Dataset items
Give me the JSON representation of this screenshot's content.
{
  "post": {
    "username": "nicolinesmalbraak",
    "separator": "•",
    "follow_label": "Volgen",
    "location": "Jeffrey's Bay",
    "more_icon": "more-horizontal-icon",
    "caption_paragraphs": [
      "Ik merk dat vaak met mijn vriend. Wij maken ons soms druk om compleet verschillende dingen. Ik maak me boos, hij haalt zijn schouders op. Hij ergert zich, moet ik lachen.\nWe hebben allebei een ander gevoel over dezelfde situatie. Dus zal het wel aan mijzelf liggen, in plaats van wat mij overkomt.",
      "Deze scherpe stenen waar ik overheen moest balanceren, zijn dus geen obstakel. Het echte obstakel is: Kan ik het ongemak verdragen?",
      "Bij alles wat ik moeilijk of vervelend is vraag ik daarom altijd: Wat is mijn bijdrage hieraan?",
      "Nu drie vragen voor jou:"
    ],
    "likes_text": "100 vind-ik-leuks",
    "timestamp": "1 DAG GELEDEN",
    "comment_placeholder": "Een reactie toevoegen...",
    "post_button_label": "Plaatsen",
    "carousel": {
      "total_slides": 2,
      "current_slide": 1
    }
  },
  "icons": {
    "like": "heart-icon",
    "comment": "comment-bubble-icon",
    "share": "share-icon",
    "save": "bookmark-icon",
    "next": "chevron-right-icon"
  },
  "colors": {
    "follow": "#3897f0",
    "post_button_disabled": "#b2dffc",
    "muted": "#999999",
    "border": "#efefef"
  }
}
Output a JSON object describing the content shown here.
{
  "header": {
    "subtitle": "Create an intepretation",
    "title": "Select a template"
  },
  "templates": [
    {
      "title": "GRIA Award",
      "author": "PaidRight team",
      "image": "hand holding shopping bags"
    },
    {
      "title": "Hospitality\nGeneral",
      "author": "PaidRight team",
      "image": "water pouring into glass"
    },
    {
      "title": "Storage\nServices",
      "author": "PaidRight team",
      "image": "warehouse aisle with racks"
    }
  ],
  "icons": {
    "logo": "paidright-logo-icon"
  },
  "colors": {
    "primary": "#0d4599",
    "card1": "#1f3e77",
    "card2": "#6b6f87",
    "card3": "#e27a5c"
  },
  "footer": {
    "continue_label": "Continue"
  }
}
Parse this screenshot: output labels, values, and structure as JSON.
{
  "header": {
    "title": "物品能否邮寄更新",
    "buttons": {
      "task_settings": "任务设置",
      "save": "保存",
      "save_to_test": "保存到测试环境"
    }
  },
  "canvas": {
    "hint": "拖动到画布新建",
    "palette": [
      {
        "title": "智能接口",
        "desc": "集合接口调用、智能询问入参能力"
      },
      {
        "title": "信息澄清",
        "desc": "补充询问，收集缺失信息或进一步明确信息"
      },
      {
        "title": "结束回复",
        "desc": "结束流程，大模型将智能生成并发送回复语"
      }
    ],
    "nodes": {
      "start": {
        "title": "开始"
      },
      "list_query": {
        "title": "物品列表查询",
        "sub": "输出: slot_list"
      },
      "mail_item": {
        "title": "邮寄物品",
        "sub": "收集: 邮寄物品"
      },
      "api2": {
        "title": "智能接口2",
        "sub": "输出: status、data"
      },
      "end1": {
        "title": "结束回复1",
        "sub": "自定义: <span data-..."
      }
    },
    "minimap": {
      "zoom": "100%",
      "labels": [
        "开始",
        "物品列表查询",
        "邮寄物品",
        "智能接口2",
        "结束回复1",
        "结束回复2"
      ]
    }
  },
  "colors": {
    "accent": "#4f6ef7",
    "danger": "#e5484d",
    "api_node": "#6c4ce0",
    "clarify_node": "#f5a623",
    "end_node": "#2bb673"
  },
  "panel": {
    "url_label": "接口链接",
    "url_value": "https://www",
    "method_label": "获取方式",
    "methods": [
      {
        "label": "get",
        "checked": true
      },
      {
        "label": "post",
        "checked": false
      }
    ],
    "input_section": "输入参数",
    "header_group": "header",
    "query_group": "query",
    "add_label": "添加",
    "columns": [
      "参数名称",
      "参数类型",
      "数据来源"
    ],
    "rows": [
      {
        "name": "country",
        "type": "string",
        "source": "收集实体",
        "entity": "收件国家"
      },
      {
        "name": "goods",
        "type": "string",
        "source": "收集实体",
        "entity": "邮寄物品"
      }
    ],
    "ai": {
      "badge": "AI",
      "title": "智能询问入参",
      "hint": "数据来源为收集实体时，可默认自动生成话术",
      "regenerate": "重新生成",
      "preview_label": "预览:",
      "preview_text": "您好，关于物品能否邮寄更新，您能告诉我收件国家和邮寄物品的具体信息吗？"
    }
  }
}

> [What the exercise asks]: Take the material above and return all of it exactly.

> [The output]:
Give me the JSON representation of this screenshot's content.
{
  "post": {
    "username": "nicolinesmalbraak",
    "separator": "•",
    "follow_label": "Volgen",
    "location": "Jeffrey's Bay",
    "more_icon": "more-horizontal-icon",
    "caption_paragraphs": [
      "Ik merk dat vaak met mijn vriend. Wij maken ons soms druk om compleet verschillende dingen. Ik maak me boos, hij haalt zijn schouders op. Hij ergert zich, moet ik lachen.\nWe hebben allebei een ander gevoel over dezelfde situatie. Dus zal het wel aan mijzelf liggen, in plaats van wat mij overkomt.",
      "Deze scherpe stenen waar ik overheen moest balanceren, zijn dus geen obstakel. Het echte obstakel is: Kan ik het ongemak verdragen?",
      "Bij alles wat ik moeilijk of vervelend is vraag ik daarom altijd: Wat is mijn bijdrage hieraan?",
      "Nu drie vragen voor jou:"
    ],
    "likes_text": "100 vind-ik-leuks",
    "timestamp": "1 DAG GELEDEN",
    "comment_placeholder": "Een reactie toevoegen...",
    "post_button_label": "Plaatsen",
    "carousel": {
      "total_slides": 2,
      "current_slide": 1
    }
  },
  "icons": {
    "like": "heart-icon",
    "comment": "comment-bubble-icon",
    "share": "share-icon",
    "save": "bookmark-icon",
    "next": "chevron-right-icon"
  },
  "colors": {
    "follow": "#3897f0",
    "post_button_disabled": "#b2dffc",
    "muted": "#999999",
    "border": "#efefef"
  }
}
Output a JSON object describing the content shown here.
{
  "header": {
    "subtitle": "Create an intepretation",
    "title": "Select a template"
  },
  "templates": [
    {
      "title": "GRIA Award",
      "author": "PaidRight team",
      "image": "hand holding shopping bags"
    },
    {
      "title": "Hospitality\nGeneral",
      "author": "PaidRight team",
      "image": "water pouring into glass"
    },
    {
      "title": "Storage\nServices",
      "author": "PaidRight team",
      "image": "warehouse aisle with racks"
    }
  ],
  "icons": {
    "logo": "paidright-logo-icon"
  },
  "colors": {
    "primary": "#0d4599",
    "card1": "#1f3e77",
    "card2": "#6b6f87",
    "card3": "#e27a5c"
  },
  "footer": {
    "continue_label": "Continue"
  }
}
Parse this screenshot: output labels, values, and structure as JSON.
{
  "header": {
    "title": "物品能否邮寄更新",
    "buttons": {
      "task_settings": "任务设置",
      "save": "保存",
      "save_to_test": "保存到测试环境"
    }
  },
  "canvas": {
    "hint": "拖动到画布新建",
    "palette": [
      {
        "title": "智能接口",
        "desc": "集合接口调用、智能询问入参能力"
      },
      {
        "title": "信息澄清",
        "desc": "补充询问，收集缺失信息或进一步明确信息"
      },
      {
        "title": "结束回复",
        "desc": "结束流程，大模型将智能生成并发送回复语"
      }
    ],
    "nodes": {
      "start": {
        "title": "开始"
      },
      "list_query": {
        "title": "物品列表查询",
        "sub": "输出: slot_list"
      },
      "mail_item": {
        "title": "邮寄物品",
        "sub": "收集: 邮寄物品"
      },
      "api2": {
        "title": "智能接口2",
        "sub": "输出: status、data"
      },
      "end1": {
        "title": "结束回复1",
        "sub": "自定义: <span data-..."
      }
    },
    "minimap": {
      "zoom": "100%",
      "labels": [
        "开始",
        "物品列表查询",
        "邮寄物品",
        "智能接口2",
        "结束回复1",
        "结束回复2"
      ]
    }
  },
  "colors": {
    "accent": "#4f6ef7",
    "danger": "#e5484d",
    "api_node": "#6c4ce0",
    "clarify_node": "#f5a623",
    "end_node": "#2bb673"
  },
  "panel": {
    "url_label": "接口链接",
    "url_value": "https://www",
    "method_label": "获取方式",
    "methods": [
      {
        "label": "get",
        "checked": true
      },
      {
        "label": "post",
        "checked": false
      }
    ],
    "input_section": "输入参数",
    "header_group": "header",
    "query_group": "query",
    "add_label": "添加",
    "columns": [
      "参数名称",
      "参数类型",
      "数据来源"
    ],
    "rows": [
      {
        "name": "country",
        "type": "string",
        "source": "收集实体",
        "entity": "收件国家"
      },
      {
        "name": "goods",
        "type": "string",
        "source": "收集实体",
        "entity": "邮寄物品"
      }
    ],
    "ai": {
      "badge": "AI",
      "title": "智能询问入参",
      "hint": "数据来源为收集实体时，可默认自动生成话术",
      "regenerate": "重新生成",
      "preview_label": "预览:",
      "preview_text": "您好，关于物品能否邮寄更新，您能告诉我收件国家和邮寄物品的具体信息吗？"
    }
  }
}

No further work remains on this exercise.